» Short exercise: Locate the word "湿式报警阀" in the material, then show every line that holds it.

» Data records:

++++++++++++++++++++

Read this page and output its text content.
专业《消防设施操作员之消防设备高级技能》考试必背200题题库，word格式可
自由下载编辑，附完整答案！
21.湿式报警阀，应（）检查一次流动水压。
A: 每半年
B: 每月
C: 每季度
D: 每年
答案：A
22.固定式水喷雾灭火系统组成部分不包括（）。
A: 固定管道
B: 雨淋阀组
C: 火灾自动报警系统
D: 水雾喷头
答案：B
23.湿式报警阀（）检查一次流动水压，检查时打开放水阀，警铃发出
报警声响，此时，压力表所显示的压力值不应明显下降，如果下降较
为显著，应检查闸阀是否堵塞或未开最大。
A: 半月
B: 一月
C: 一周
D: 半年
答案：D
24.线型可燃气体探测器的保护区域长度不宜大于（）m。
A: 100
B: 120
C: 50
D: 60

++++++++++++++++++++

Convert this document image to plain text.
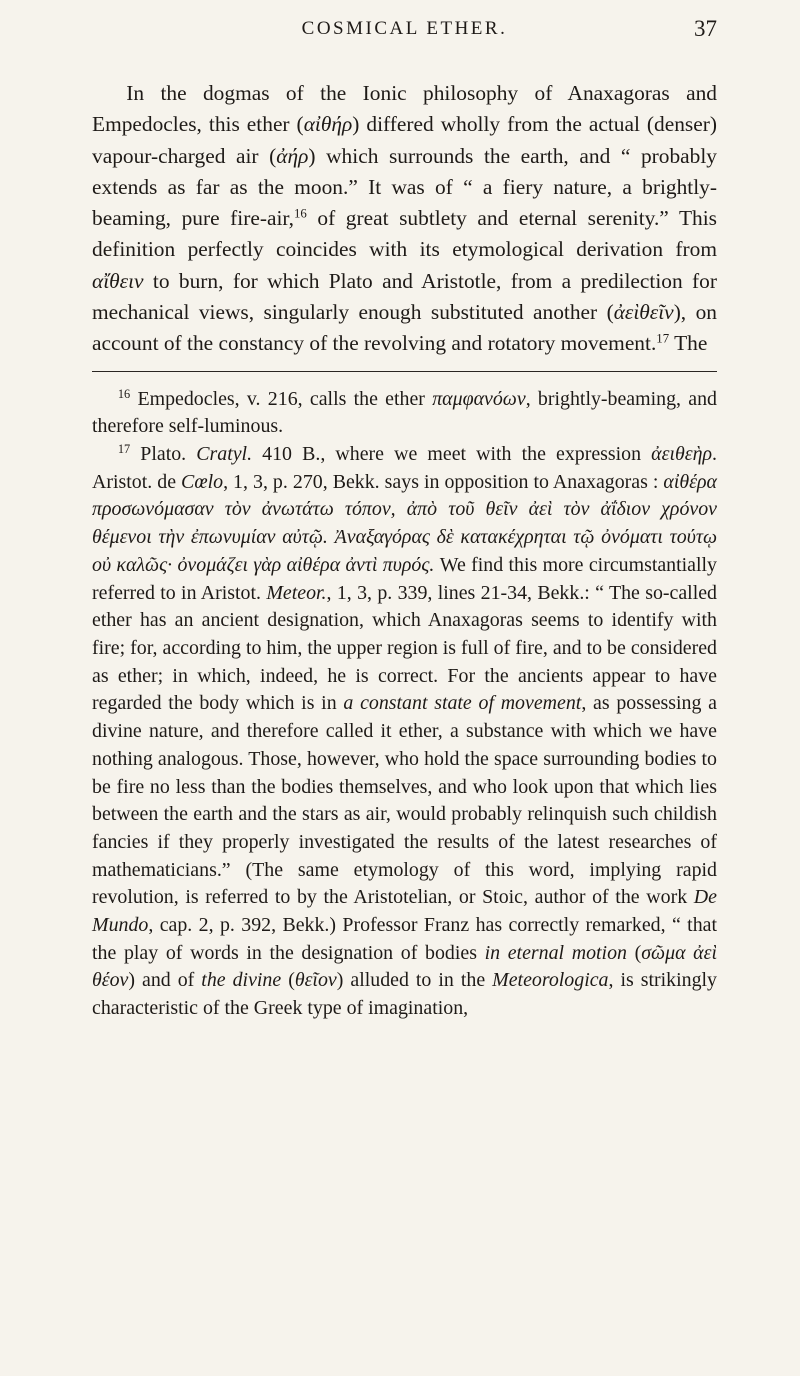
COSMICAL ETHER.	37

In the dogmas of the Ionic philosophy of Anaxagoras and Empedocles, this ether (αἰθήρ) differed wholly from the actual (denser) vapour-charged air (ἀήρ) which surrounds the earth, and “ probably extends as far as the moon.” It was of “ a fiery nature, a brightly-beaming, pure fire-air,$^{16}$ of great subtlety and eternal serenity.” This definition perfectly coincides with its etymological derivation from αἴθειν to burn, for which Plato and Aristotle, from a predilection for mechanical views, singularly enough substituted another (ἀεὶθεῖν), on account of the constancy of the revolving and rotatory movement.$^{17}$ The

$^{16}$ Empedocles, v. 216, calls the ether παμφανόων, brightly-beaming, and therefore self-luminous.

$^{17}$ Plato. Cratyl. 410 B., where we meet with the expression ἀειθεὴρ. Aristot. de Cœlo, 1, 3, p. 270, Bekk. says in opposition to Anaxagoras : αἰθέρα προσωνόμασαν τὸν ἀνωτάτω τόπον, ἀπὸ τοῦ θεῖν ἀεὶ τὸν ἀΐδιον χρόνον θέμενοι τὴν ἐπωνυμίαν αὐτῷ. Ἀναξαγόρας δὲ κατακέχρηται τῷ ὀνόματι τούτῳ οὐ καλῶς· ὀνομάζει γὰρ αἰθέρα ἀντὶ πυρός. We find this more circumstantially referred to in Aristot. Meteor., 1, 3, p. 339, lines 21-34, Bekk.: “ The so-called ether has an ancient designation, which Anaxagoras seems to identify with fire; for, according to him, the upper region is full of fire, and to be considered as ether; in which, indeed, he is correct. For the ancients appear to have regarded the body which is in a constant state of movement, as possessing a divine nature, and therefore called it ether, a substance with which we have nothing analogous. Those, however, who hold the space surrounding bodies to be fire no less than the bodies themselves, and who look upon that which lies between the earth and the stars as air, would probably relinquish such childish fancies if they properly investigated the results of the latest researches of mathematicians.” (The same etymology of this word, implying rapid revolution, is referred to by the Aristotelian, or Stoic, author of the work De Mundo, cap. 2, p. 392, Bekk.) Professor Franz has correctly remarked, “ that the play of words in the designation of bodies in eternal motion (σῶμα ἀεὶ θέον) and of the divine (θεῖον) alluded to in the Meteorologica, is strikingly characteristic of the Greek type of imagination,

++++++++++++++++++++

» Output:
21.湿式报警阀，应（）检查一次流动水压。
23.湿式报警阀（）检查一次流动水压，检查时打开放水阀，警铃发出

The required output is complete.